### Extracted entries

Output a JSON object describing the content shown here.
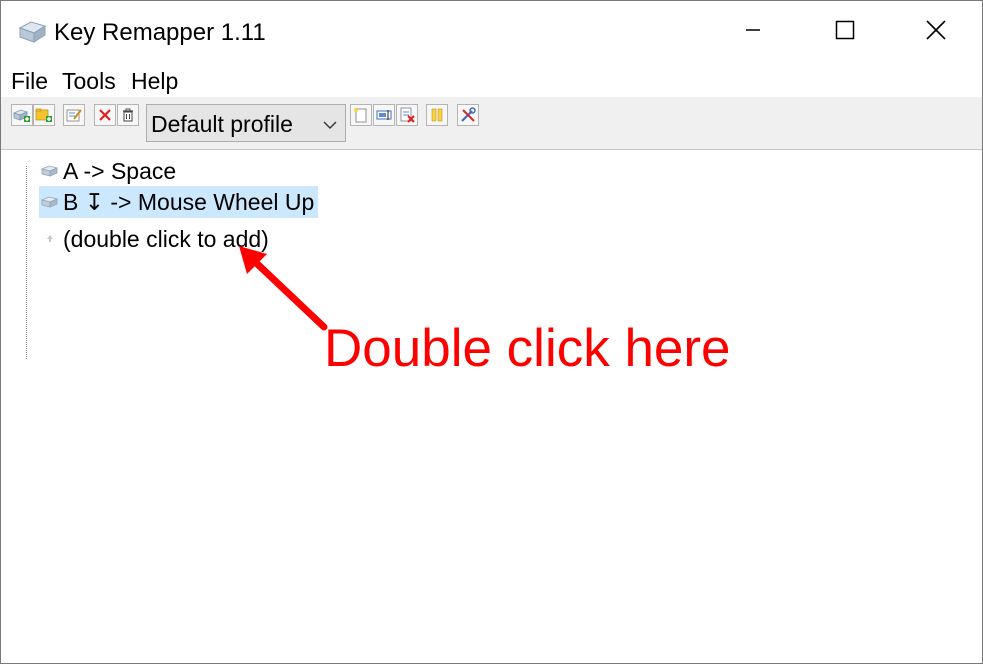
{
  "window": {
    "title": "Key Remapper 1.11",
    "app_icon": "keyboard-key-icon"
  },
  "menu": {
    "items": [
      "File",
      "Tools",
      "Help"
    ]
  },
  "toolbar": {
    "profile_value": "Default profile",
    "icons": [
      "add-key-icon",
      "add-folder-icon",
      "edit-icon",
      "delete-icon",
      "trash-icon",
      "new-profile-icon",
      "rename-profile-icon",
      "delete-profile-icon",
      "pause-icon",
      "settings-tools-icon"
    ]
  },
  "tree": {
    "items": [
      {
        "label": "A -> Space",
        "icon": "key-icon",
        "selected": false
      },
      {
        "label": "B ↧ -> Mouse Wheel Up",
        "icon": "key-icon",
        "selected": true
      },
      {
        "label": "(double click to add)",
        "icon": "add-small-icon",
        "selected": false
      }
    ]
  },
  "annotation": {
    "text": "Double click here",
    "color": "#ff0000"
  },
  "colors": {
    "selection": "#cce8ff",
    "toolbar_bg": "#f0f0f0"
  }
}
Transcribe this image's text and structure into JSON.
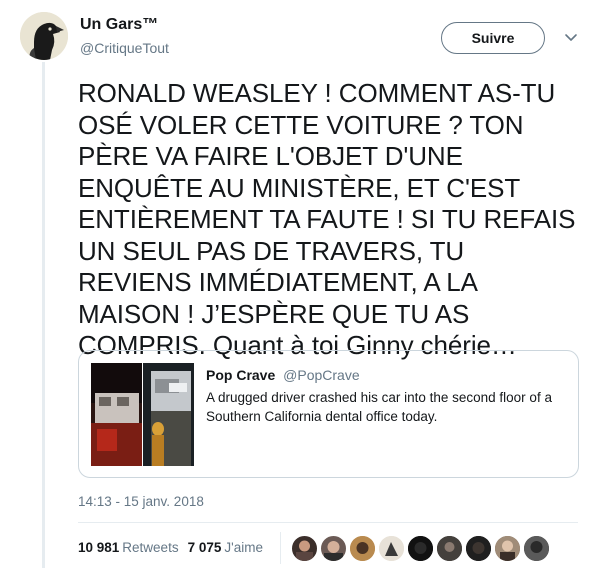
{
  "author": {
    "name": "Un Gars™",
    "handle": "@CritiqueTout",
    "avatar_icon": "raven-avatar-icon"
  },
  "follow_button": {
    "label": "Suivre"
  },
  "menu_icon": "chevron-down-icon",
  "tweet": {
    "text": "RONALD WEASLEY ! COMMENT AS-TU OSÉ VOLER CETTE VOITURE ? TON PÈRE VA FAIRE L'OBJET D'UNE ENQUÊTE AU MINISTÈRE, ET C'EST ENTIÈREMENT TA FAUTE ! SI TU REFAIS UN SEUL PAS DE TRAVERS, TU REVIENS IMMÉDIATEMENT, A LA MAISON ! J’ESPÈRE QUE TU AS COMPRIS. Quant à toi Ginny chérie…"
  },
  "quote": {
    "name": "Pop Crave",
    "handle": "@PopCrave",
    "text": "A drugged driver crashed his car into the second floor of a Southern California dental office today.",
    "media_icon": "car-crash-photo"
  },
  "timestamp": "14:13 - 15 janv. 2018",
  "stats": {
    "retweets_count": "10 981",
    "retweets_label": "Retweets",
    "likes_count": "7 075",
    "likes_label": "J'aime"
  },
  "colors": {
    "text": "#14171a",
    "secondary": "#657786",
    "border": "#ccd6dd",
    "divider": "#e6ecf0"
  }
}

### Job
Copy every line of the records above that holds the word "profile".

### The result
    "profile_value": "Default profile",
      "new-profile-icon",
      "rename-profile-icon",
      "delete-profile-icon",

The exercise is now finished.